# Objective
Transcribe all the records with complete accuracy.
※ ※ ※
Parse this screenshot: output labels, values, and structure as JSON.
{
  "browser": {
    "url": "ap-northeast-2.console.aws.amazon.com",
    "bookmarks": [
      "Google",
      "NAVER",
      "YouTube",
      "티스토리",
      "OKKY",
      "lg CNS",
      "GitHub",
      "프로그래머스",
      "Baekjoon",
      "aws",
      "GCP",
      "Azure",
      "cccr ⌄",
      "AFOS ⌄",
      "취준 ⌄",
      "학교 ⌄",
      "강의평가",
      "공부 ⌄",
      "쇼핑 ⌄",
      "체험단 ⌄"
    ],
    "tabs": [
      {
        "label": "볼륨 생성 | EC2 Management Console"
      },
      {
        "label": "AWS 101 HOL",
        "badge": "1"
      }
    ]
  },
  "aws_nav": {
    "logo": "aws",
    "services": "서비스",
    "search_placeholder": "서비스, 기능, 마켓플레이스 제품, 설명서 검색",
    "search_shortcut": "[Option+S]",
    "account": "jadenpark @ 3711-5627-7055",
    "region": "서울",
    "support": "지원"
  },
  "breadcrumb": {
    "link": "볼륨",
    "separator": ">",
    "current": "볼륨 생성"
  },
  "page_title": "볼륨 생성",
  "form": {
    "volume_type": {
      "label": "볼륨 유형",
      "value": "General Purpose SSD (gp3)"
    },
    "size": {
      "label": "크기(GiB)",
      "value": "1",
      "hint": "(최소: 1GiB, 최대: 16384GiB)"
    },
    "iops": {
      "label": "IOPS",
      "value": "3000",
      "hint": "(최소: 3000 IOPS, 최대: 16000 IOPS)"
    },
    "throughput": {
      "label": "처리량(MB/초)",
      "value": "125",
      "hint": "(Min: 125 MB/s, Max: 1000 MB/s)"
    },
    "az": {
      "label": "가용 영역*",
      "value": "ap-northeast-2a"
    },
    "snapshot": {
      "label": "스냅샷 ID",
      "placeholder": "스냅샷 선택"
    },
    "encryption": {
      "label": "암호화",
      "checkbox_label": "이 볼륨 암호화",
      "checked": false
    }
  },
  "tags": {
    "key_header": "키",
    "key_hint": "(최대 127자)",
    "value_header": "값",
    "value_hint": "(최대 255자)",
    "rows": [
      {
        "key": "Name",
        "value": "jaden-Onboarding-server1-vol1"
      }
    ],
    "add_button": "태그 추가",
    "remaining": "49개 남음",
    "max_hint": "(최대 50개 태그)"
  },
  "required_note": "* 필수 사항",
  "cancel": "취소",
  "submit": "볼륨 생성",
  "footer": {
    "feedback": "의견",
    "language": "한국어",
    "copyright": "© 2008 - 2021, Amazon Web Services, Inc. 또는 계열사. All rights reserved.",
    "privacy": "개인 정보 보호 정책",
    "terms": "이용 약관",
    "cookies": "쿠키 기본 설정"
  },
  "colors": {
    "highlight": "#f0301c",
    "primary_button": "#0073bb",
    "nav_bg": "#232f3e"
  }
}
※ ※ ※
# Answer to the task
Parse this screenshot: output labels, values, and structure as JSON.
{
  "browser": {
    "url": "ap-northeast-2.console.aws.amazon.com",
    "bookmarks": [
      "Google",
      "NAVER",
      "YouTube",
      "티스토리",
      "OKKY",
      "lg CNS",
      "GitHub",
      "프로그래머스",
      "Baekjoon",
      "aws",
      "GCP",
      "Azure",
      "cccr ⌄",
      "AFOS ⌄",
      "취준 ⌄",
      "학교 ⌄",
      "강의평가",
      "공부 ⌄",
      "쇼핑 ⌄",
      "체험단 ⌄"
    ],
    "tabs": [
      {
        "label": "볼륨 생성 | EC2 Management Console"
      },
      {
        "label": "AWS 101 HOL",
        "badge": "1"
      }
    ]
  },
  "aws_nav": {
    "logo": "aws",
    "services": "서비스",
    "search_placeholder": "서비스, 기능, 마켓플레이스 제품, 설명서 검색",
    "search_shortcut": "[Option+S]",
    "account": "jadenpark @ 3711-5627-7055",
    "region": "서울",
    "support": "지원"
  },
  "breadcrumb": {
    "link": "볼륨",
    "separator": ">",
    "current": "볼륨 생성"
  },
  "page_title": "볼륨 생성",
  "form": {
    "volume_type": {
      "label": "볼륨 유형",
      "value": "General Purpose SSD (gp3)"
    },
    "size": {
      "label": "크기(GiB)",
      "value": "1",
      "hint": "(최소: 1GiB, 최대: 16384GiB)"
    },
    "iops": {
      "label": "IOPS",
      "value": "3000",
      "hint": "(최소: 3000 IOPS, 최대: 16000 IOPS)"
    },
    "throughput": {
      "label": "처리량(MB/초)",
      "value": "125",
      "hint": "(Min: 125 MB/s, Max: 1000 MB/s)"
    },
    "az": {
      "label": "가용 영역*",
      "value": "ap-northeast-2a"
    },
    "snapshot": {
      "label": "스냅샷 ID",
      "placeholder": "스냅샷 선택"
    },
    "encryption": {
      "label": "암호화",
      "checkbox_label": "이 볼륨 암호화",
      "checked": false
    }
  },
  "tags": {
    "key_header": "키",
    "key_hint": "(최대 127자)",
    "value_header": "값",
    "value_hint": "(최대 255자)",
    "rows": [
      {
        "key": "Name",
        "value": "jaden-Onboarding-server1-vol1"
      }
    ],
    "add_button": "태그 추가",
    "remaining": "49개 남음",
    "max_hint": "(최대 50개 태그)"
  },
  "required_note": "* 필수 사항",
  "cancel": "취소",
  "submit": "볼륨 생성",
  "footer": {
    "feedback": "의견",
    "language": "한국어",
    "copyright": "© 2008 - 2021, Amazon Web Services, Inc. 또는 계열사. All rights reserved.",
    "privacy": "개인 정보 보호 정책",
    "terms": "이용 약관",
    "cookies": "쿠키 기본 설정"
  },
  "colors": {
    "highlight": "#f0301c",
    "primary_button": "#0073bb",
    "nav_bg": "#232f3e"
  }
}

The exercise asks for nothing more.